→ What you need to do
Copy out all the entries exactly.

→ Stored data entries
▬▬▬▬▬▬

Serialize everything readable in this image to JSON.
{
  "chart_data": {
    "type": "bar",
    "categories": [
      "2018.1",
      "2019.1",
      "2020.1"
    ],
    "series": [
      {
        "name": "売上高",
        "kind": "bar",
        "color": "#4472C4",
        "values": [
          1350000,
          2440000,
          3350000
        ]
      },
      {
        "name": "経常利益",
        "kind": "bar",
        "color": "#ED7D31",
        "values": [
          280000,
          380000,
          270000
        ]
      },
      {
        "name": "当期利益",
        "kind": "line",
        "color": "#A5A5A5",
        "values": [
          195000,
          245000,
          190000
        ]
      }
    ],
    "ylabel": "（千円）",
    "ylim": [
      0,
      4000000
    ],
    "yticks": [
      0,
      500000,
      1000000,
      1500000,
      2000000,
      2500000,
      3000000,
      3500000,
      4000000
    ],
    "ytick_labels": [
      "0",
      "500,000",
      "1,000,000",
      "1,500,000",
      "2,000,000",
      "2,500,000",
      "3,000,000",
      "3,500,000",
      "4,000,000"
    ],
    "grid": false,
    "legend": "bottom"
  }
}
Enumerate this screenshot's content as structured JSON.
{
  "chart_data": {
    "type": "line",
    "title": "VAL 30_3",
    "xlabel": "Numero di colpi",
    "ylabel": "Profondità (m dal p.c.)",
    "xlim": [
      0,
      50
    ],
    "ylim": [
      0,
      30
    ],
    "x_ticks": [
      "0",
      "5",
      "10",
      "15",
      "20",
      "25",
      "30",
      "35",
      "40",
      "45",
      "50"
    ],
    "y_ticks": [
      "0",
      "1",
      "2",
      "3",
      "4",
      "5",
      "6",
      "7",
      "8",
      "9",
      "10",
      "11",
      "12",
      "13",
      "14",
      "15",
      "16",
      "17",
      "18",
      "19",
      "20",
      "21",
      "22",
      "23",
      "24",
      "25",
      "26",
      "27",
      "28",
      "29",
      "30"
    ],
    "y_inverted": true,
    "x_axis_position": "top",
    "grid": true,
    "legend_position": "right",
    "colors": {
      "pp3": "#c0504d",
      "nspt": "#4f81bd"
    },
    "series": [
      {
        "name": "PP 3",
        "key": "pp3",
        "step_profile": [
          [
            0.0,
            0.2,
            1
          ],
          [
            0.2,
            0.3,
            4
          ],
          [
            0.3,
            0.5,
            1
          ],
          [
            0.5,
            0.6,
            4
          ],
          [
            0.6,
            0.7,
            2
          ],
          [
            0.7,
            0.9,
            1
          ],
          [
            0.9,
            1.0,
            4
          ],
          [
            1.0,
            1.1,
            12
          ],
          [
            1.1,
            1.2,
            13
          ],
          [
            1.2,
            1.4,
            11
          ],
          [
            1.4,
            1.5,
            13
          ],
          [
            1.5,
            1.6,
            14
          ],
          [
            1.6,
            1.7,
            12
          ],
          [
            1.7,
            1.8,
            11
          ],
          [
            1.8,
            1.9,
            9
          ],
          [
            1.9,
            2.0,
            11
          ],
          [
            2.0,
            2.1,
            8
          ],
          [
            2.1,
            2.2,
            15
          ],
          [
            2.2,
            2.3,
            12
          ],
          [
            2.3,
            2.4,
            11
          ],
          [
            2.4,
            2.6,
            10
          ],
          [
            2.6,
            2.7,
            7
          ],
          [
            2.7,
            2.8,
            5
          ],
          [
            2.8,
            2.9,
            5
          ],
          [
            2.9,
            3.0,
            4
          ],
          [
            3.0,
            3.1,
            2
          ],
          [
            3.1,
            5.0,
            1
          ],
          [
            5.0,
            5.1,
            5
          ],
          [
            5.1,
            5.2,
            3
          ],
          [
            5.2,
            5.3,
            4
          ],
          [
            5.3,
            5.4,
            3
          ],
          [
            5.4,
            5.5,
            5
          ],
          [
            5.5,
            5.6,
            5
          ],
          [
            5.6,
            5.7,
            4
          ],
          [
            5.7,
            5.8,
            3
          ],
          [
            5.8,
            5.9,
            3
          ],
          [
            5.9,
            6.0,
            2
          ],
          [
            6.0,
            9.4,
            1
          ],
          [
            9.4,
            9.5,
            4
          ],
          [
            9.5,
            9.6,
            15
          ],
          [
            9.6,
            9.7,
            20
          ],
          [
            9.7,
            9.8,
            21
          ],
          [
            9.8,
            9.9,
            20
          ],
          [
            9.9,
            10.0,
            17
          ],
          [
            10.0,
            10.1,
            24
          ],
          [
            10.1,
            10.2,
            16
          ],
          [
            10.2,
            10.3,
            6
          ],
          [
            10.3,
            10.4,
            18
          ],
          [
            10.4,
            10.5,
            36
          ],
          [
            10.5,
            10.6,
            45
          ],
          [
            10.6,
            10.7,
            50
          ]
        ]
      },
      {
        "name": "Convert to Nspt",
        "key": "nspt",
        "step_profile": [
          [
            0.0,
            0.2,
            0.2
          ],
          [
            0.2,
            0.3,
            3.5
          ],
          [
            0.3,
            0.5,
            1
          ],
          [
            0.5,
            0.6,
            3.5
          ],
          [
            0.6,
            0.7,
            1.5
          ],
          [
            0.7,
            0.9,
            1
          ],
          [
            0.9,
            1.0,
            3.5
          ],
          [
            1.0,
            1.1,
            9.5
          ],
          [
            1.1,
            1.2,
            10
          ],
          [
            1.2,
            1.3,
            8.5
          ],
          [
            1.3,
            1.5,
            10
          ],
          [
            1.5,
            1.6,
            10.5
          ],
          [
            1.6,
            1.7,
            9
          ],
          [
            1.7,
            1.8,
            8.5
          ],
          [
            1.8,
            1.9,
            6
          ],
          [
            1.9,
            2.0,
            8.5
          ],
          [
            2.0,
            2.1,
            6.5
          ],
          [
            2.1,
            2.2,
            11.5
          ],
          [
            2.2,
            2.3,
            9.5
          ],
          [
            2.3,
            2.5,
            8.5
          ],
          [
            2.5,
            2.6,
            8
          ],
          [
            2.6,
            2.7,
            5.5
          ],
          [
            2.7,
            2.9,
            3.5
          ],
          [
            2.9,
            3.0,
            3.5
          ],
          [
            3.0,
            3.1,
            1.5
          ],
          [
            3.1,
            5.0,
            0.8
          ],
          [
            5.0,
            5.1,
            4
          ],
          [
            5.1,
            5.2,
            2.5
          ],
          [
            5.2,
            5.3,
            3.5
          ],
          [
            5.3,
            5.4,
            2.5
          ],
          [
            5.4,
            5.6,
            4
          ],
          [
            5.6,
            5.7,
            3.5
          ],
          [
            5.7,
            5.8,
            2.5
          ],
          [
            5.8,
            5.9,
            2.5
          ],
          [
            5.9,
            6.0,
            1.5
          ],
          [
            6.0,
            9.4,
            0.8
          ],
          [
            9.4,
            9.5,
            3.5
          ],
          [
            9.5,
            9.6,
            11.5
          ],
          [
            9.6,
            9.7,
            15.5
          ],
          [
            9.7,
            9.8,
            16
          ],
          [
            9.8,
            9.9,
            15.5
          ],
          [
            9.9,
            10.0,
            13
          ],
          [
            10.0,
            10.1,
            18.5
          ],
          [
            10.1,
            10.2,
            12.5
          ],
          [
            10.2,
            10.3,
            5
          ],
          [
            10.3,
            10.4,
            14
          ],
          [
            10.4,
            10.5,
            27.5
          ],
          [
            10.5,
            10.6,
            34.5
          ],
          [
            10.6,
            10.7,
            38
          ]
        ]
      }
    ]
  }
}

▬▬▬▬▬▬

→ Output for this exercise
Serialize everything readable in this image to JSON.
{
  "chart_data": {
    "type": "bar",
    "categories": [
      "2018.1",
      "2019.1",
      "2020.1"
    ],
    "series": [
      {
        "name": "売上高",
        "kind": "bar",
        "color": "#4472C4",
        "values": [
          1350000,
          2440000,
          3350000
        ]
      },
      {
        "name": "経常利益",
        "kind": "bar",
        "color": "#ED7D31",
        "values": [
          280000,
          380000,
          270000
        ]
      },
      {
        "name": "当期利益",
        "kind": "line",
        "color": "#A5A5A5",
        "values": [
          195000,
          245000,
          190000
        ]
      }
    ],
    "ylabel": "（千円）",
    "ylim": [
      0,
      4000000
    ],
    "yticks": [
      0,
      500000,
      1000000,
      1500000,
      2000000,
      2500000,
      3000000,
      3500000,
      4000000
    ],
    "ytick_labels": [
      "0",
      "500,000",
      "1,000,000",
      "1,500,000",
      "2,000,000",
      "2,500,000",
      "3,000,000",
      "3,500,000",
      "4,000,000"
    ],
    "grid": false,
    "legend": "bottom"
  }
}
Enumerate this screenshot's content as structured JSON.
{
  "chart_data": {
    "type": "line",
    "title": "VAL 30_3",
    "xlabel": "Numero di colpi",
    "ylabel": "Profondità (m dal p.c.)",
    "xlim": [
      0,
      50
    ],
    "ylim": [
      0,
      30
    ],
    "x_ticks": [
      "0",
      "5",
      "10",
      "15",
      "20",
      "25",
      "30",
      "35",
      "40",
      "45",
      "50"
    ],
    "y_ticks": [
      "0",
      "1",
      "2",
      "3",
      "4",
      "5",
      "6",
      "7",
      "8",
      "9",
      "10",
      "11",
      "12",
      "13",
      "14",
      "15",
      "16",
      "17",
      "18",
      "19",
      "20",
      "21",
      "22",
      "23",
      "24",
      "25",
      "26",
      "27",
      "28",
      "29",
      "30"
    ],
    "y_inverted": true,
    "x_axis_position": "top",
    "grid": true,
    "legend_position": "right",
    "colors": {
      "pp3": "#c0504d",
      "nspt": "#4f81bd"
    },
    "series": [
      {
        "name": "PP 3",
        "key": "pp3",
        "step_profile": [
          [
            0.0,
            0.2,
            1
          ],
          [
            0.2,
            0.3,
            4
          ],
          [
            0.3,
            0.5,
            1
          ],
          [
            0.5,
            0.6,
            4
          ],
          [
            0.6,
            0.7,
            2
          ],
          [
            0.7,
            0.9,
            1
          ],
          [
            0.9,
            1.0,
            4
          ],
          [
            1.0,
            1.1,
            12
          ],
          [
            1.1,
            1.2,
            13
          ],
          [
            1.2,
            1.4,
            11
          ],
          [
            1.4,
            1.5,
            13
          ],
          [
            1.5,
            1.6,
            14
          ],
          [
            1.6,
            1.7,
            12
          ],
          [
            1.7,
            1.8,
            11
          ],
          [
            1.8,
            1.9,
            9
          ],
          [
            1.9,
            2.0,
            11
          ],
          [
            2.0,
            2.1,
            8
          ],
          [
            2.1,
            2.2,
            15
          ],
          [
            2.2,
            2.3,
            12
          ],
          [
            2.3,
            2.4,
            11
          ],
          [
            2.4,
            2.6,
            10
          ],
          [
            2.6,
            2.7,
            7
          ],
          [
            2.7,
            2.8,
            5
          ],
          [
            2.8,
            2.9,
            5
          ],
          [
            2.9,
            3.0,
            4
          ],
          [
            3.0,
            3.1,
            2
          ],
          [
            3.1,
            5.0,
            1
          ],
          [
            5.0,
            5.1,
            5
          ],
          [
            5.1,
            5.2,
            3
          ],
          [
            5.2,
            5.3,
            4
          ],
          [
            5.3,
            5.4,
            3
          ],
          [
            5.4,
            5.5,
            5
          ],
          [
            5.5,
            5.6,
            5
          ],
          [
            5.6,
            5.7,
            4
          ],
          [
            5.7,
            5.8,
            3
          ],
          [
            5.8,
            5.9,
            3
          ],
          [
            5.9,
            6.0,
            2
          ],
          [
            6.0,
            9.4,
            1
          ],
          [
            9.4,
            9.5,
            4
          ],
          [
            9.5,
            9.6,
            15
          ],
          [
            9.6,
            9.7,
            20
          ],
          [
            9.7,
            9.8,
            21
          ],
          [
            9.8,
            9.9,
            20
          ],
          [
            9.9,
            10.0,
            17
          ],
          [
            10.0,
            10.1,
            24
          ],
          [
            10.1,
            10.2,
            16
          ],
          [
            10.2,
            10.3,
            6
          ],
          [
            10.3,
            10.4,
            18
          ],
          [
            10.4,
            10.5,
            36
          ],
          [
            10.5,
            10.6,
            45
          ],
          [
            10.6,
            10.7,
            50
          ]
        ]
      },
      {
        "name": "Convert to Nspt",
        "key": "nspt",
        "step_profile": [
          [
            0.0,
            0.2,
            0.2
          ],
          [
            0.2,
            0.3,
            3.5
          ],
          [
            0.3,
            0.5,
            1
          ],
          [
            0.5,
            0.6,
            3.5
          ],
          [
            0.6,
            0.7,
            1.5
          ],
          [
            0.7,
            0.9,
            1
          ],
          [
            0.9,
            1.0,
            3.5
          ],
          [
            1.0,
            1.1,
            9.5
          ],
          [
            1.1,
            1.2,
            10
          ],
          [
            1.2,
            1.3,
            8.5
          ],
          [
            1.3,
            1.5,
            10
          ],
          [
            1.5,
            1.6,
            10.5
          ],
          [
            1.6,
            1.7,
            9
          ],
          [
            1.7,
            1.8,
            8.5
          ],
          [
            1.8,
            1.9,
            6
          ],
          [
            1.9,
            2.0,
            8.5
          ],
          [
            2.0,
            2.1,
            6.5
          ],
          [
            2.1,
            2.2,
            11.5
          ],
          [
            2.2,
            2.3,
            9.5
          ],
          [
            2.3,
            2.5,
            8.5
          ],
          [
            2.5,
            2.6,
            8
          ],
          [
            2.6,
            2.7,
            5.5
          ],
          [
            2.7,
            2.9,
            3.5
          ],
          [
            2.9,
            3.0,
            3.5
          ],
          [
            3.0,
            3.1,
            1.5
          ],
          [
            3.1,
            5.0,
            0.8
          ],
          [
            5.0,
            5.1,
            4
          ],
          [
            5.1,
            5.2,
            2.5
          ],
          [
            5.2,
            5.3,
            3.5
          ],
          [
            5.3,
            5.4,
            2.5
          ],
          [
            5.4,
            5.6,
            4
          ],
          [
            5.6,
            5.7,
            3.5
          ],
          [
            5.7,
            5.8,
            2.5
          ],
          [
            5.8,
            5.9,
            2.5
          ],
          [
            5.9,
            6.0,
            1.5
          ],
          [
            6.0,
            9.4,
            0.8
          ],
          [
            9.4,
            9.5,
            3.5
          ],
          [
            9.5,
            9.6,
            11.5
          ],
          [
            9.6,
            9.7,
            15.5
          ],
          [
            9.7,
            9.8,
            16
          ],
          [
            9.8,
            9.9,
            15.5
          ],
          [
            9.9,
            10.0,
            13
          ],
          [
            10.0,
            10.1,
            18.5
          ],
          [
            10.1,
            10.2,
            12.5
          ],
          [
            10.2,
            10.3,
            5
          ],
          [
            10.3,
            10.4,
            14
          ],
          [
            10.4,
            10.5,
            27.5
          ],
          [
            10.5,
            10.6,
            34.5
          ],
          [
            10.6,
            10.7,
            38
          ]
        ]
      }
    ]
  }
}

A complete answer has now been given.